*TASK BRIEF*:
Would you restate, exactly as they appear, the lines from the one containing "Type out the text in this image." through the end of the data below?

*MATERIAL FOR THE TASK*:
--- start ---

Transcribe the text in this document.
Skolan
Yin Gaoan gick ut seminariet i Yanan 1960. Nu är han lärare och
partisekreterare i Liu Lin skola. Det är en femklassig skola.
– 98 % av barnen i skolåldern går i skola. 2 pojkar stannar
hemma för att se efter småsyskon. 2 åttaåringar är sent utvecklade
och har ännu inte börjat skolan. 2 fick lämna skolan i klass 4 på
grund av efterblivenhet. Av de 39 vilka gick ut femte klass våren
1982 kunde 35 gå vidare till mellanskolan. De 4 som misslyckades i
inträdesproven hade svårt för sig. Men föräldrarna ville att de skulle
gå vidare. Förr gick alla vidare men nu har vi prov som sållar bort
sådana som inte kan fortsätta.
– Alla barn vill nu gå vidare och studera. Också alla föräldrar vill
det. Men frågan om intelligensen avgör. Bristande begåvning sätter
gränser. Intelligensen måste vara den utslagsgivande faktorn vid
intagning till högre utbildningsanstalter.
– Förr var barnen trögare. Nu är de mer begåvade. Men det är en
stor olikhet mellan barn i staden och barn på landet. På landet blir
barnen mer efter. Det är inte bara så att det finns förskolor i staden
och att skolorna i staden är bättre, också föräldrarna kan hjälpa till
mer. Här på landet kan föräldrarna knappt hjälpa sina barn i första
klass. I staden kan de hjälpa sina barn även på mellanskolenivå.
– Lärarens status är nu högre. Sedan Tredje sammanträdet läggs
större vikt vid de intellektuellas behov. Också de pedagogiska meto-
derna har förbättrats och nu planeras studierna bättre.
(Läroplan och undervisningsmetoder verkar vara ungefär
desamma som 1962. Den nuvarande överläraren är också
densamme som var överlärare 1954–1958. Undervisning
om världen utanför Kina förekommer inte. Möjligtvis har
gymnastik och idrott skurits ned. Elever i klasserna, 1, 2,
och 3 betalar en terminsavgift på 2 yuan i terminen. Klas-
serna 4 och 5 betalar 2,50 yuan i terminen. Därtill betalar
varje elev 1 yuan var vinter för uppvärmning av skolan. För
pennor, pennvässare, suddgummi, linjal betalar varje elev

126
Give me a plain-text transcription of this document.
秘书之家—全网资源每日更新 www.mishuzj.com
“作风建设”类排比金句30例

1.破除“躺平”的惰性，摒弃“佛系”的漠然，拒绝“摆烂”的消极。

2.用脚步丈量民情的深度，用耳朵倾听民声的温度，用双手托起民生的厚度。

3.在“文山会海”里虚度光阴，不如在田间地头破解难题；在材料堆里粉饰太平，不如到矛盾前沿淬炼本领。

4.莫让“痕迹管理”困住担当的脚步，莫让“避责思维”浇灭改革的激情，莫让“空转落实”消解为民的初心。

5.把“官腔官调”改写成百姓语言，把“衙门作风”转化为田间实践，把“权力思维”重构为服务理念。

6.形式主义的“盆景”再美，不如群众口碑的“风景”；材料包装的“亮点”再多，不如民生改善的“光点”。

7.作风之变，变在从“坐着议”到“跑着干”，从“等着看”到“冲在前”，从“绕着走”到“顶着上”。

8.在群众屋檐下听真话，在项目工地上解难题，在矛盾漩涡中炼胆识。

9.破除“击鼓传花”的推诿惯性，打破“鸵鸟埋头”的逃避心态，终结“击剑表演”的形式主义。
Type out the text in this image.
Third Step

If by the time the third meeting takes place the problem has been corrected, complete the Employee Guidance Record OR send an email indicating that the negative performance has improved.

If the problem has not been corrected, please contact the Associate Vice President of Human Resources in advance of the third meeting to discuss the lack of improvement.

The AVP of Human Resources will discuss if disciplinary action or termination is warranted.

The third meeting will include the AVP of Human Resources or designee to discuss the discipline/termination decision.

--- end ---

*REPLY TO THE TASK*:
Type out the text in this image.
Third Step

If by the time the third meeting takes place the problem has been corrected, complete the Employee Guidance Record OR send an email indicating that the negative performance has improved.

If the problem has not been corrected, please contact the Associate Vice President of Human Resources in advance of the third meeting to discuss the lack of improvement.

The AVP of Human Resources will discuss if disciplinary action or termination is warranted.

The third meeting will include the AVP of Human Resources or designee to discuss the discipline/termination decision.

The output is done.